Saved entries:
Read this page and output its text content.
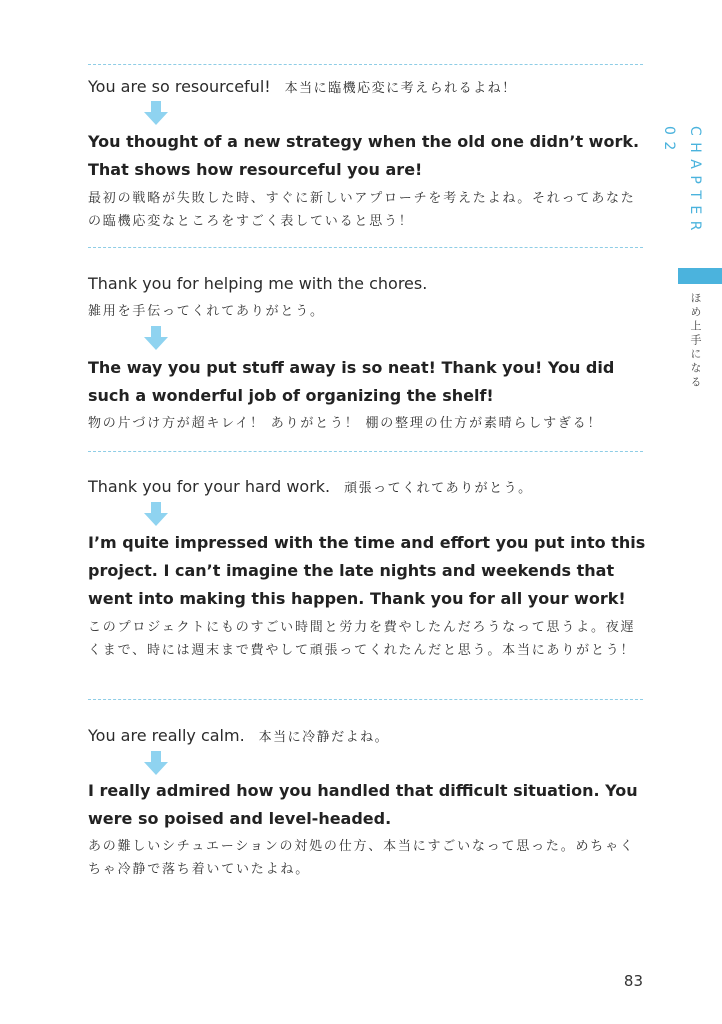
You are so resourceful! 本当に臨機応変に考えられるよね！
You thought of a new strategy when the old one didn’t work. That shows how resourceful you are!
最初の戦略が失敗した時、すぐに新しいアプローチを考えたよね。それってあなたの臨機応変なところをすごく表していると思う！
Thank you for helping me with the chores.
雑用を手伝ってくれてありがとう。
The way you put stuff away is so neat! Thank you! You did such a wonderful job of organizing the shelf!
物の片づけ方が超キレイ！ ありがとう！ 棚の整理の仕方が素晴らしすぎる！
Thank you for your hard work. 頑張ってくれてありがとう。
I’m quite impressed with the time and effort you put into this project. I can’t imagine the late nights and weekends that went into making this happen. Thank you for all your work!
このプロジェクトにものすごい時間と労力を費やしたんだろうなって思うよ。夜遅くまで、時には週末まで費やして頑張ってくれたんだと思う。本当にありがとう！
You are really calm. 本当に冷静だよね。
I really admired how you handled that difficult situation. You were so poised and level-headed.
あの難しいシチュエーションの対処の仕方、本当にすごいなって思った。めちゃくちゃ冷静で落ち着いていたよね。
CHAPTER 02
ほめ上手になる
83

DIRECTION:
Look through the material and copy each line that has "resourceful".

REPLY:
You are so resourceful! 本当に臨機応変に考えられるよね！
You thought of a new strategy when the old one didn’t work. That shows how resourceful you are!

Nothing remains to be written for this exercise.